▶ **What needs to be done**: Set down all of the entries word for word, omitting the images they contain.

Dataset entries:
/---
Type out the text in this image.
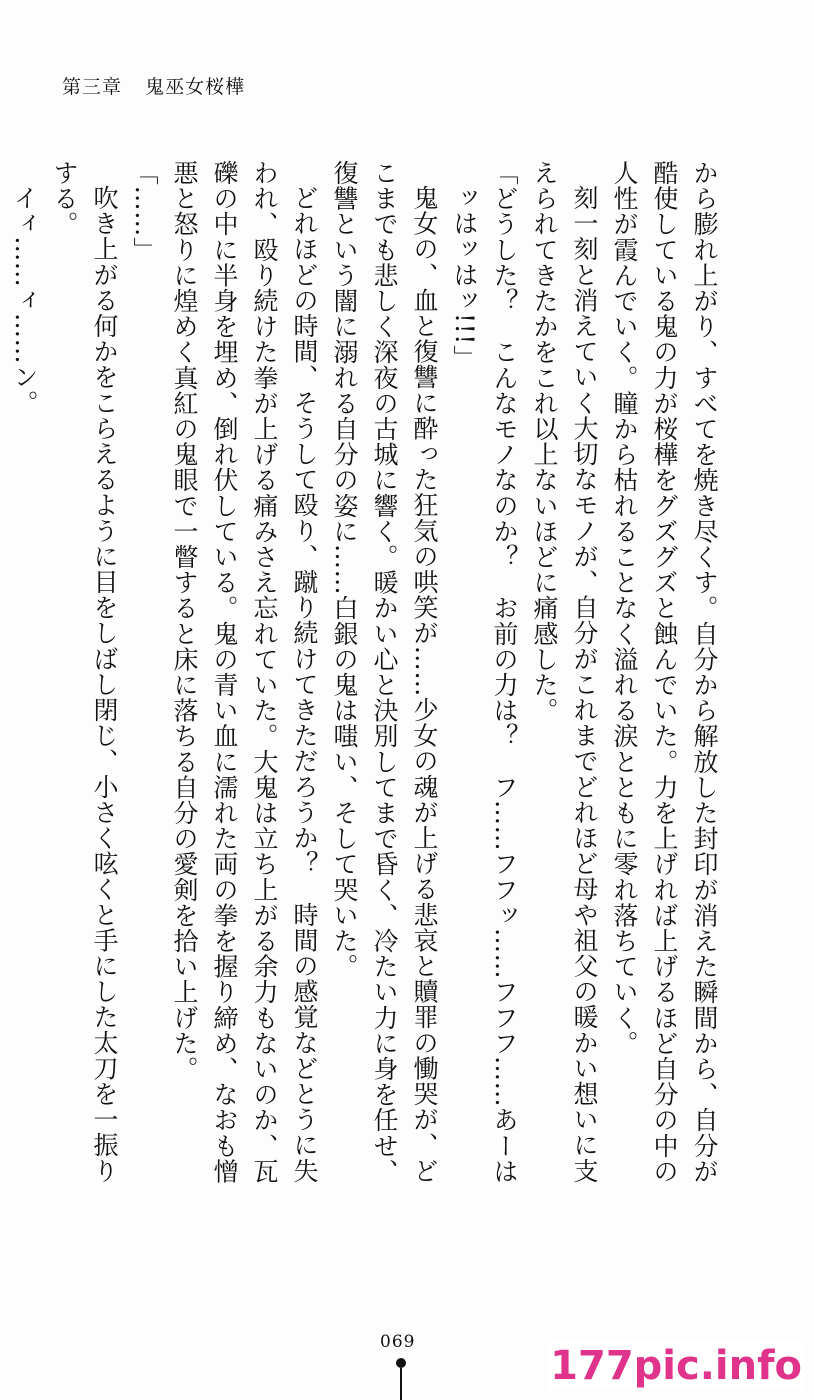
第三章 鬼巫女桜樺
から膨れ上がり、すべてを焼き尽くす。自分から解放した封印が消えた瞬間から、自分が
酷使している鬼の力が桜樺をグズグズと蝕んでいた。力を上げれば上げるほど自分の中の
人性が霞んでいく。瞳から枯れることなく溢れる涙とともに零れ落ちていく。
刻一刻と消えていく大切なモノが、自分がこれまでどれほど母や祖父の暖かい想いに支
えられてきたかをこれ以上ないほどに痛感した。
「どうした？　こんなモノなのか？　お前の力は？　フ……フフッ……フフフ……あーは
ッはッはッ!!!」
鬼女の、血と復讐に酔った狂気の哄笑が……少女の魂が上げる悲哀と贖罪の慟哭が、ど
こまでも悲しく深夜の古城に響く。暖かい心と決別してまで昏く、冷たい力に身を任せ、
復讐という闇に溺れる自分の姿に……白銀の鬼は嗤い、そして哭いた。
どれほどの時間、そうして殴り、蹴り続けてきただろうか？　時間の感覚などとうに失
われ、殴り続けた拳が上げる痛みさえ忘れていた。大鬼は立ち上がる余力もないのか、瓦
礫の中に半身を埋め、倒れ伏している。鬼の青い血に濡れた両の拳を握り締め、なおも憎
悪と怒りに煌めく真紅の鬼眼で一瞥すると床に落ちる自分の愛剣を拾い上げた。
「……」
吹き上がる何かをこらえるように目をしばし閉じ、小さく呟くと手にした太刀を一振り
する。
イィ……ィ……ン。
069
177pic.info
\---
▶ **Response to this exercise**:
Type out the text in this image.
第三章 鬼巫女桜樺
から膨れ上がり、すべてを焼き尽くす。自分から解放した封印が消えた瞬間から、自分が
酷使している鬼の力が桜樺をグズグズと蝕んでいた。力を上げれば上げるほど自分の中の
人性が霞んでいく。瞳から枯れることなく溢れる涙とともに零れ落ちていく。
刻一刻と消えていく大切なモノが、自分がこれまでどれほど母や祖父の暖かい想いに支
えられてきたかをこれ以上ないほどに痛感した。
「どうした？　こんなモノなのか？　お前の力は？　フ……フフッ……フフフ……あーは
ッはッはッ!!!」
鬼女の、血と復讐に酔った狂気の哄笑が……少女の魂が上げる悲哀と贖罪の慟哭が、ど
こまでも悲しく深夜の古城に響く。暖かい心と決別してまで昏く、冷たい力に身を任せ、
復讐という闇に溺れる自分の姿に……白銀の鬼は嗤い、そして哭いた。
どれほどの時間、そうして殴り、蹴り続けてきただろうか？　時間の感覚などとうに失
われ、殴り続けた拳が上げる痛みさえ忘れていた。大鬼は立ち上がる余力もないのか、瓦
礫の中に半身を埋め、倒れ伏している。鬼の青い血に濡れた両の拳を握り締め、なおも憎
悪と怒りに煌めく真紅の鬼眼で一瞥すると床に落ちる自分の愛剣を拾い上げた。
「……」
吹き上がる何かをこらえるように目をしばし閉じ、小さく呟くと手にした太刀を一振り
する。
イィ……ィ……ン。
069
177pic.info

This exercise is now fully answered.